> [PROVIDED PASSAGE]
-- start --

Modern MLOps Blueprint

This project demonstrates a multi-stage ML system designed to detect anamolous GitHub Pull Requests. It incorporates modern cloud-native technologies tested on Digital Ocean:

• Vault for secure secret management.
• GitHub Actions for CI/CD (building, ephemeral testing).
• Argo CD (GitOps) for continuous deployment to DigitalOcean Kubernetes clusters.
• Argo Rollouts for blue/green deployment on the model-serving stage.
• Spark for distributed preprocessing.
• MLflow for experiment tracking and model versioning.
• Locust for performance testing.
• MongoDB and DigitalOcean Spaces for data storage.

Checkout this blog post outlining the motivation for this repository.

You will need existing k8s clusters to to execute the machine learning pipelines in this repo (preferably one per environment) which are deployed via ArgoCD.

-- end --

> [CHALLENGE A]
In the records, output unchanged every line starting at the line that contains "text-line: 我们要进一步保障外贸产业链、供应链畅通运转，稳定国际市场 (141, 1044, 791, 1071)" and ending at the line that contains "text-line: GDP 增长的贡献率为", with both of those lines included.
The project description above has no connection to the records that come after it.

> [GIVEN DATA]

-- start --

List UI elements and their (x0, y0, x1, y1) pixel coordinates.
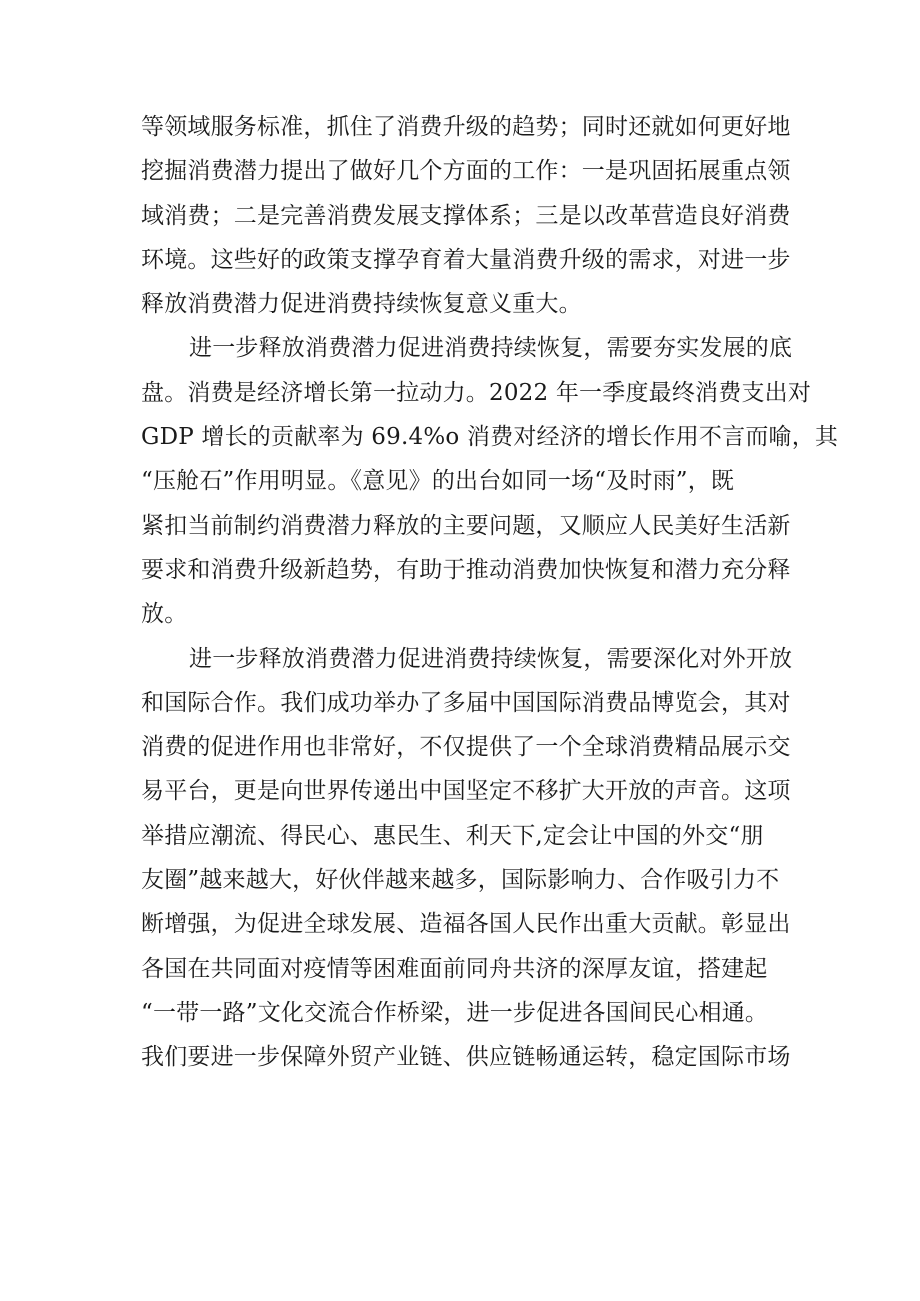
text-line: 我们要进一步保障外贸产业链、供应链畅通运转，稳定国际市场 (141, 1044, 791, 1071)
document-body (141, 105, 839, 1080)
text-line: 域消费；二是完善消费发展支撑体系；三是以改革营造良好消费 (141, 202, 791, 229)
text-line: 易平台，更是向世界传递出中国坚定不移扩大开放的声音。这项 (141, 778, 791, 805)
text-line: 环境。这些好的政策支撑孕育着大量消费升级的需求，对进一步 (141, 246, 791, 273)
text-line: 挖掘消费潜力提出了做好几个方面的工作：一是巩固拓展重点领 (141, 158, 791, 185)
paragraph-first-line: 进一步释放消费潜力促进消费持续恢复，需要深化对外开放 (189, 645, 793, 672)
paragraph-first-line: 进一步释放消费潜力促进消费持续恢复，需要夯实发展的底 (189, 335, 793, 362)
text-line: 紧扣当前制约消费潜力释放的主要问题，又顺应人民美好生活新 (141, 512, 791, 539)
text-line: 和国际合作。我们成功举办了多届中国国际消费品博览会，其对 (141, 689, 791, 716)
text-line: GDP 增长的贡献率为 69.4%o 消费对经济的增长作用不言而喻，其 (141, 424, 839, 451)
text-line: “一带一路”文化交流合作桥梁，进一步促进各国间民心相通。 (141, 999, 769, 1026)
text-line: 盘。消费是经济增长第一拉动力。2022 年一季度最终消费支出对 (141, 379, 812, 406)
text-line: 释放消费潜力促进消费持续恢复意义重大。 (141, 291, 582, 318)
text-line: 放。 (141, 601, 188, 628)
text-line: 消费的促进作用也非常好，不仅提供了一个全球消费精品展示交 (141, 734, 791, 761)
text-line: 友圈”越来越大，好伙伴越来越多，国际影响力、合作吸引力不 (141, 867, 780, 894)
text-line: 要求和消费升级新趋势，有助于推动消费加快恢复和潜力充分释 (141, 556, 791, 583)
text-line: “压舱石”作用明显。《意见》的出台如同一场“及时雨”，既 (141, 468, 735, 495)
text-line: 断增强，为促进全球发展、造福各国人民作出重大贡献。彰显出 (141, 911, 791, 938)
text-line: 等领域服务标准，抓住了消费升级的趋势；同时还就如何更好地 (141, 114, 791, 140)
text-line: 举措应潮流、得民心、惠民生、利天下,定会让中国的外交“朋 (141, 822, 764, 849)
text-line: 各国在共同面对疫情等困难面前同舟共济的深厚友谊，搭建起 (141, 955, 768, 982)
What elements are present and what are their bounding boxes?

-- end --

> [CHALLENGE B]
According to the project description, which tool is used for experiment tracking and model versioning?

> [REPLY A]
text-line: 我们要进一步保障外贸产业链、供应链畅通运转，稳定国际市场 (141, 1044, 791, 1071)
document-body (141, 105, 839, 1080)
text-line: 域消费；二是完善消费发展支撑体系；三是以改革营造良好消费 (141, 202, 791, 229)
text-line: 易平台，更是向世界传递出中国坚定不移扩大开放的声音。这项 (141, 778, 791, 805)
text-line: 环境。这些好的政策支撑孕育着大量消费升级的需求，对进一步 (141, 246, 791, 273)
text-line: 挖掘消费潜力提出了做好几个方面的工作：一是巩固拓展重点领 (141, 158, 791, 185)
paragraph-first-line: 进一步释放消费潜力促进消费持续恢复，需要深化对外开放 (189, 645, 793, 672)
paragraph-first-line: 进一步释放消费潜力促进消费持续恢复，需要夯实发展的底 (189, 335, 793, 362)
text-line: 紧扣当前制约消费潜力释放的主要问题，又顺应人民美好生活新 (141, 512, 791, 539)
text-line: 和国际合作。我们成功举办了多届中国国际消费品博览会，其对 (141, 689, 791, 716)
text-line: GDP 增长的贡献率为 69.4%o 消费对经济的增长作用不言而喻，其 (141, 424, 839, 451)

> [REPLY B]
MLflow